### SOURCE MATERIAL
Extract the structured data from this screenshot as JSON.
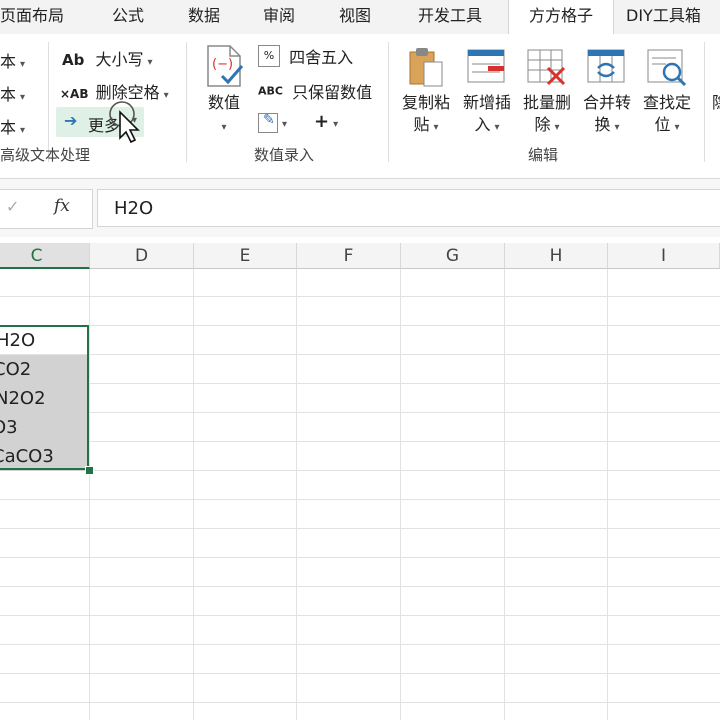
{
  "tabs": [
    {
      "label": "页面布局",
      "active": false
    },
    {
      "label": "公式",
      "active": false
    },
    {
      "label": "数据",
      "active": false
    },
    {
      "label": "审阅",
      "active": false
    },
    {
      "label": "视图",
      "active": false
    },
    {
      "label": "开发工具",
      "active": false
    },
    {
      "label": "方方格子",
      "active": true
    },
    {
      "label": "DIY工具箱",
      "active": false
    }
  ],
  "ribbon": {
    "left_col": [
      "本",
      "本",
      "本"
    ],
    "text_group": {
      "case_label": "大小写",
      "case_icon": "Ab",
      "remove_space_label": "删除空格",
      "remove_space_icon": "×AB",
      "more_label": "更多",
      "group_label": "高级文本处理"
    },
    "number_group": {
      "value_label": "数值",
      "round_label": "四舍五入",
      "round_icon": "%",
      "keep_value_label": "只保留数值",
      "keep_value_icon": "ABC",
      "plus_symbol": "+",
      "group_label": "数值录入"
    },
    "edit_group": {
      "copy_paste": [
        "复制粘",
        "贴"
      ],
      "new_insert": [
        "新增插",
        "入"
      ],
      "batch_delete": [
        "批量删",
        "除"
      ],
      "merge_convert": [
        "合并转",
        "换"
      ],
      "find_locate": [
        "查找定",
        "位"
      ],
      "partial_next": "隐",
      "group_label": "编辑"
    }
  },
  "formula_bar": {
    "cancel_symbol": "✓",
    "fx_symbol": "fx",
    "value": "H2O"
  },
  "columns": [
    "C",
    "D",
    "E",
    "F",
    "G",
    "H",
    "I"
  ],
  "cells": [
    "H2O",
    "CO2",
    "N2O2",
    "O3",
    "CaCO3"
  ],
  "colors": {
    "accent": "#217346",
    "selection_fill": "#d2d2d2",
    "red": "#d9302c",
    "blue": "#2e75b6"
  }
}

### AIM OF THE EXERCISE
Set down the complete material exactly, but do not include the images.

### ANSWER TO THE TASK
Extract the structured data from this screenshot as JSON.
{
  "tabs": [
    {
      "label": "页面布局",
      "active": false
    },
    {
      "label": "公式",
      "active": false
    },
    {
      "label": "数据",
      "active": false
    },
    {
      "label": "审阅",
      "active": false
    },
    {
      "label": "视图",
      "active": false
    },
    {
      "label": "开发工具",
      "active": false
    },
    {
      "label": "方方格子",
      "active": true
    },
    {
      "label": "DIY工具箱",
      "active": false
    }
  ],
  "ribbon": {
    "left_col": [
      "本",
      "本",
      "本"
    ],
    "text_group": {
      "case_label": "大小写",
      "case_icon": "Ab",
      "remove_space_label": "删除空格",
      "remove_space_icon": "×AB",
      "more_label": "更多",
      "group_label": "高级文本处理"
    },
    "number_group": {
      "value_label": "数值",
      "round_label": "四舍五入",
      "round_icon": "%",
      "keep_value_label": "只保留数值",
      "keep_value_icon": "ABC",
      "plus_symbol": "+",
      "group_label": "数值录入"
    },
    "edit_group": {
      "copy_paste": [
        "复制粘",
        "贴"
      ],
      "new_insert": [
        "新增插",
        "入"
      ],
      "batch_delete": [
        "批量删",
        "除"
      ],
      "merge_convert": [
        "合并转",
        "换"
      ],
      "find_locate": [
        "查找定",
        "位"
      ],
      "partial_next": "隐",
      "group_label": "编辑"
    }
  },
  "formula_bar": {
    "cancel_symbol": "✓",
    "fx_symbol": "fx",
    "value": "H2O"
  },
  "columns": [
    "C",
    "D",
    "E",
    "F",
    "G",
    "H",
    "I"
  ],
  "cells": [
    "H2O",
    "CO2",
    "N2O2",
    "O3",
    "CaCO3"
  ],
  "colors": {
    "accent": "#217346",
    "selection_fill": "#d2d2d2",
    "red": "#d9302c",
    "blue": "#2e75b6"
  }
}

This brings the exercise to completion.